Work instructions ▸
Gather the lines that hold the string "Open".

= = = = = = =

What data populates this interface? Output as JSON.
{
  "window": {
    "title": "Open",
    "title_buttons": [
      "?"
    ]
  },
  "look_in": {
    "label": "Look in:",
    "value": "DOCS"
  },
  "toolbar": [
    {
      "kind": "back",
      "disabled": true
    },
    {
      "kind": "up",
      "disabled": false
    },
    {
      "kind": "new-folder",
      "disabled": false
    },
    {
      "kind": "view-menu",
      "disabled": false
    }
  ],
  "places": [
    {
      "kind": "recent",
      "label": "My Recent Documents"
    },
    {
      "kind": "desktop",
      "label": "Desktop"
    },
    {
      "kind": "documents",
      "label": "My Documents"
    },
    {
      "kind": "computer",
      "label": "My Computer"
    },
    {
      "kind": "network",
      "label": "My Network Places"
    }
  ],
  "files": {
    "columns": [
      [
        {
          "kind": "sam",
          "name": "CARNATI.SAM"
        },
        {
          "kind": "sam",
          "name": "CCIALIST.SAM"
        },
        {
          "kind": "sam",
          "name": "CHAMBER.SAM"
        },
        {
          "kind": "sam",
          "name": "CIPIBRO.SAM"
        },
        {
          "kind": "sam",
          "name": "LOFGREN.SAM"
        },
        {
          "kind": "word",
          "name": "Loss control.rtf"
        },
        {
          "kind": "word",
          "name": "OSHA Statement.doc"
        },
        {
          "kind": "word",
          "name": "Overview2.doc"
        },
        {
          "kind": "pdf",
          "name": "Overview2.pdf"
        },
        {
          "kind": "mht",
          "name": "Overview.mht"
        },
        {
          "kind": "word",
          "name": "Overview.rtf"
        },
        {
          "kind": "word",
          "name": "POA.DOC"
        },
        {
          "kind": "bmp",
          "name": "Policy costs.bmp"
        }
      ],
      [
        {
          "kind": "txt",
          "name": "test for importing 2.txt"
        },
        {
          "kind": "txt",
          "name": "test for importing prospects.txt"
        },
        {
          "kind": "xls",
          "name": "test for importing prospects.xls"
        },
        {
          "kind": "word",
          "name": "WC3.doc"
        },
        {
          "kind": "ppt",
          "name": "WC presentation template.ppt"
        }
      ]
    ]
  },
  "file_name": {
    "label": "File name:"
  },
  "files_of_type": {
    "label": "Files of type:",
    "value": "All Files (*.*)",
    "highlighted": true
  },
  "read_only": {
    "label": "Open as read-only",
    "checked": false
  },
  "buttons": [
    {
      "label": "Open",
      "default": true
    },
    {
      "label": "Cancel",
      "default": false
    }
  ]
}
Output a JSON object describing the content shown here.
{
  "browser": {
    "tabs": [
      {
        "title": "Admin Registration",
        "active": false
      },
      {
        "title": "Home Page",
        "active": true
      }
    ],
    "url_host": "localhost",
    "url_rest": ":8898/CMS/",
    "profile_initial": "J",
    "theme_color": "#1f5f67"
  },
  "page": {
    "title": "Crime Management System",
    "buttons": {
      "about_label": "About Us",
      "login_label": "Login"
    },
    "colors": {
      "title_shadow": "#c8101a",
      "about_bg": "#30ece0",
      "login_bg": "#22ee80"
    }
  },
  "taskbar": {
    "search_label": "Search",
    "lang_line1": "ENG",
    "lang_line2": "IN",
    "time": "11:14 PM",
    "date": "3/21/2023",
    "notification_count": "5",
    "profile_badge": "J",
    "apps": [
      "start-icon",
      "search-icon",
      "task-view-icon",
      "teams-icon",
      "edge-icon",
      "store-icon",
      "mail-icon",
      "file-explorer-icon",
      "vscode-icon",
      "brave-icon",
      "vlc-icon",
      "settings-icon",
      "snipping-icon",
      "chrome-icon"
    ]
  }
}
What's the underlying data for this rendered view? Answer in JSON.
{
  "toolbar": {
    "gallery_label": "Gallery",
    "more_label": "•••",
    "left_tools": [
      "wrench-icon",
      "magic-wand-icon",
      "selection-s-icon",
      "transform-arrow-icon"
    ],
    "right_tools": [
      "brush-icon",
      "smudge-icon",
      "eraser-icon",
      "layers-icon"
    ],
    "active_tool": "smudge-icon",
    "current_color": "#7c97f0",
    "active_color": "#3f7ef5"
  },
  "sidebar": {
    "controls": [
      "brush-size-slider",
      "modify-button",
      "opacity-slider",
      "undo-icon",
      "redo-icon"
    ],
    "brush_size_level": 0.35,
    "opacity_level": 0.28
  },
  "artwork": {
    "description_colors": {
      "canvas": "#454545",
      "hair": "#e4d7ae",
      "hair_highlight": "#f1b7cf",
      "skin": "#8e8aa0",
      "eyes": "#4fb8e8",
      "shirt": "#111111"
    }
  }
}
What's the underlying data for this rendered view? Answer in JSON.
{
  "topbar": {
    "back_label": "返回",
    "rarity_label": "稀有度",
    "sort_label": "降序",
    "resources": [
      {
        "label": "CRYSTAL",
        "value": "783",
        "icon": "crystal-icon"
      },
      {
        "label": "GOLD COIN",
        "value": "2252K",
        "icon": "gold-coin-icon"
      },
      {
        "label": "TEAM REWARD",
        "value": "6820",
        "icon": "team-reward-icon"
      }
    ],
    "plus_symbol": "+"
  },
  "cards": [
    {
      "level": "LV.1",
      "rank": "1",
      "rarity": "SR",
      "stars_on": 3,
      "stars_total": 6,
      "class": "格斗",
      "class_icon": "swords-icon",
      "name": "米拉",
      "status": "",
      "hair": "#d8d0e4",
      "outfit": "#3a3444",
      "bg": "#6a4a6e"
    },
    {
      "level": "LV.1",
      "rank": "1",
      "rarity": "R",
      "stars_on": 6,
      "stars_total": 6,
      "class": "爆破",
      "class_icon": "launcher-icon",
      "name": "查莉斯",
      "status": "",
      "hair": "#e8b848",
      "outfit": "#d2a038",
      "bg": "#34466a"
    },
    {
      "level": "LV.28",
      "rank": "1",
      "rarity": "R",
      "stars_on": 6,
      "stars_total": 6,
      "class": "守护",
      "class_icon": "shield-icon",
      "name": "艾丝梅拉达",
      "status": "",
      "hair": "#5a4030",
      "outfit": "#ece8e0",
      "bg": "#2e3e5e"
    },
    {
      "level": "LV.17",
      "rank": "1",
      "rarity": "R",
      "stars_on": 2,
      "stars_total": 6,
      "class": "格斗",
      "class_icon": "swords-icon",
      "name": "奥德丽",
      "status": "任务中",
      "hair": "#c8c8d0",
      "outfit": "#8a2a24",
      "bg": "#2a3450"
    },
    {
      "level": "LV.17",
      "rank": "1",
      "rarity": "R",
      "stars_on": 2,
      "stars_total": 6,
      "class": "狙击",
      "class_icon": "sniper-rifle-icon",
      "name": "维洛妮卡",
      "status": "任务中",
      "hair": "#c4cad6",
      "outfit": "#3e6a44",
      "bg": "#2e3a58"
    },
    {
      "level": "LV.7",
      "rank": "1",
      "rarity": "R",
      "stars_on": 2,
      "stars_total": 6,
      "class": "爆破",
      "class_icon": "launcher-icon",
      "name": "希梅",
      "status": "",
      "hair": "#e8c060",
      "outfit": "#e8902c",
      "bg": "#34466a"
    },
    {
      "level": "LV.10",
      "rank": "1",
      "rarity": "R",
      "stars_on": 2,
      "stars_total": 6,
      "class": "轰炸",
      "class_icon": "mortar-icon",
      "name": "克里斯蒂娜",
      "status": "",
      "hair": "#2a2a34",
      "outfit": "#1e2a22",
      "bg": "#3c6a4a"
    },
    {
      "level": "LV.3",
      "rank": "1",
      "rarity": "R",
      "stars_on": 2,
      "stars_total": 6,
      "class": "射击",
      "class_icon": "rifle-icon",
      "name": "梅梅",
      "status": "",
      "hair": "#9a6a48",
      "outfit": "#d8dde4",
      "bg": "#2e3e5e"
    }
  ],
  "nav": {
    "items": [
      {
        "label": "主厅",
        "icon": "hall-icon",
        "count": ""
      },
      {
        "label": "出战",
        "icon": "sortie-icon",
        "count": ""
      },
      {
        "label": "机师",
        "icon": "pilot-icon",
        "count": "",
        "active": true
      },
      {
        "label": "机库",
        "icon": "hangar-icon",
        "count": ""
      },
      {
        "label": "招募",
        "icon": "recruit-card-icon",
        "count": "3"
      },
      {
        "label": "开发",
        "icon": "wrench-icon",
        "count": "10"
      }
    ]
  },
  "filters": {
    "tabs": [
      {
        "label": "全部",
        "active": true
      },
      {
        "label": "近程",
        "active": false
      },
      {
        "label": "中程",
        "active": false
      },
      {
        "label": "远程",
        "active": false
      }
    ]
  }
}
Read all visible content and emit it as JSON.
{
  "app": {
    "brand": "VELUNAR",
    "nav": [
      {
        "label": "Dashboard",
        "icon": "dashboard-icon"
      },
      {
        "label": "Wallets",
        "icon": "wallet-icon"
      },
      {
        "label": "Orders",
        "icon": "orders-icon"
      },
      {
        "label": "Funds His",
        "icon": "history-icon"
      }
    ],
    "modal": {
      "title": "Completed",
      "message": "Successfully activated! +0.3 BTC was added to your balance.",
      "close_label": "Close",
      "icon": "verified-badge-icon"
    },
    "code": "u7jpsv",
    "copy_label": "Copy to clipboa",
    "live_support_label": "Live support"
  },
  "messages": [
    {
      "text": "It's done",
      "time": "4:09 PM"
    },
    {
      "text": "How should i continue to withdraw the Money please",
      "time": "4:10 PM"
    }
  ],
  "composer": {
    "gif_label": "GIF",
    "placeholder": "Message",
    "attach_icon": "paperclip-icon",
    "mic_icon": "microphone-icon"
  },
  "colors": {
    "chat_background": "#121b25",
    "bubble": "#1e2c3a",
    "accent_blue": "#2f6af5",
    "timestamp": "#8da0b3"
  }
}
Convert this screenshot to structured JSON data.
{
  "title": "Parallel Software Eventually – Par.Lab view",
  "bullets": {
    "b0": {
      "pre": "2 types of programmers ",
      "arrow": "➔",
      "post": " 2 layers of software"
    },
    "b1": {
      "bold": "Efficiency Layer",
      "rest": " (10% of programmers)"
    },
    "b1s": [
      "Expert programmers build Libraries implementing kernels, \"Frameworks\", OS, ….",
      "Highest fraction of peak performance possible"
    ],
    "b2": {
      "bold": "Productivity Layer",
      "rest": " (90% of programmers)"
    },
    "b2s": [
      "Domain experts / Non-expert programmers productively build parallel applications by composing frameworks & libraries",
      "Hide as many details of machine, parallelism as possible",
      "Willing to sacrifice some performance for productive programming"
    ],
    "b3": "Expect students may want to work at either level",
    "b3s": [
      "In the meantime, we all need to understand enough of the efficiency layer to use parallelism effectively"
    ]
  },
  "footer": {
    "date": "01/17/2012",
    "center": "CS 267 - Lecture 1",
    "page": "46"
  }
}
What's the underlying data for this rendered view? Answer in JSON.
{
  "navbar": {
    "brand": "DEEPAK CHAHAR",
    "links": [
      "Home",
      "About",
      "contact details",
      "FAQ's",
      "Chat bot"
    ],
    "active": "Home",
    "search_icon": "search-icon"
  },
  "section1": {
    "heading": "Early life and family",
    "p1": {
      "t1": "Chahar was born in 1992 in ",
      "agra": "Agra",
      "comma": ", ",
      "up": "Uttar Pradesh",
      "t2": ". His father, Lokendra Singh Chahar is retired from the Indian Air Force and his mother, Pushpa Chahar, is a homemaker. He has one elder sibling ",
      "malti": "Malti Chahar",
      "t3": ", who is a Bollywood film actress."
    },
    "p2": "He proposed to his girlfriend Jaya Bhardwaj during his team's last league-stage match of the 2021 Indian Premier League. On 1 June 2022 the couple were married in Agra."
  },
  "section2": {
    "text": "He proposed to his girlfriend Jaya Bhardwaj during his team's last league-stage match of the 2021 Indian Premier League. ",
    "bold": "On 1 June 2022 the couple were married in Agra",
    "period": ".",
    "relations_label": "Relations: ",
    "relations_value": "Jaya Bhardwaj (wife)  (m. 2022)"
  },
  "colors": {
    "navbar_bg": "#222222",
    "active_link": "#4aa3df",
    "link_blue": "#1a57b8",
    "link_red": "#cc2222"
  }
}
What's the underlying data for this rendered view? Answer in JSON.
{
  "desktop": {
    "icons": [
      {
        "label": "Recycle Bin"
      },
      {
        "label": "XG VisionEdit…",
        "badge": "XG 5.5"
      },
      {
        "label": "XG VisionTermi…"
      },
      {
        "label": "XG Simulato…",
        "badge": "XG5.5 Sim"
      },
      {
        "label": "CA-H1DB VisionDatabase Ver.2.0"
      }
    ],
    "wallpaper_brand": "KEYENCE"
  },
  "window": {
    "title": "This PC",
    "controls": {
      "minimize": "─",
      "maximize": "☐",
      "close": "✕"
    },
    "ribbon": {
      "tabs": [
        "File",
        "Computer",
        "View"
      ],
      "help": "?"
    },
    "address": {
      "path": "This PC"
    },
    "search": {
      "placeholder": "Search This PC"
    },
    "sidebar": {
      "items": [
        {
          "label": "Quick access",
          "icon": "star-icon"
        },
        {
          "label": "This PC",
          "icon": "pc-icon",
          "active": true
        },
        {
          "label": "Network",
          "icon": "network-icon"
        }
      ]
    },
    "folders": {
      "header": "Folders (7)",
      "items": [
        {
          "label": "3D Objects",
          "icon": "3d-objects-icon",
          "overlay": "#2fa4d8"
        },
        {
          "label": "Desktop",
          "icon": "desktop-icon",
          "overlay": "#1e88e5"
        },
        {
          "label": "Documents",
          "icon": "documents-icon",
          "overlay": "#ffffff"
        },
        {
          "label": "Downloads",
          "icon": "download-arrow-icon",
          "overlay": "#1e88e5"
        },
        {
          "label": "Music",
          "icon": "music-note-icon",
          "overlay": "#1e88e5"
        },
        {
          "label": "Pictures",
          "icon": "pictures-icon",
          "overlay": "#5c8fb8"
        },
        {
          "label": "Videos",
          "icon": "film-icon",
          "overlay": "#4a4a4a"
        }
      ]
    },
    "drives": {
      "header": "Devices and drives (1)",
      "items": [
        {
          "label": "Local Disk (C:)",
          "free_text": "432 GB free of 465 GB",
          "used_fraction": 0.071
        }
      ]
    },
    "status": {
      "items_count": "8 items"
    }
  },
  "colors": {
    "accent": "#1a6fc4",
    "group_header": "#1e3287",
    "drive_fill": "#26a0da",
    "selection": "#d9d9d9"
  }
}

= = = = = = =

Output for this task ▸
    "title": "Open",
    "label": "Open as read-only",
      "label": "Open",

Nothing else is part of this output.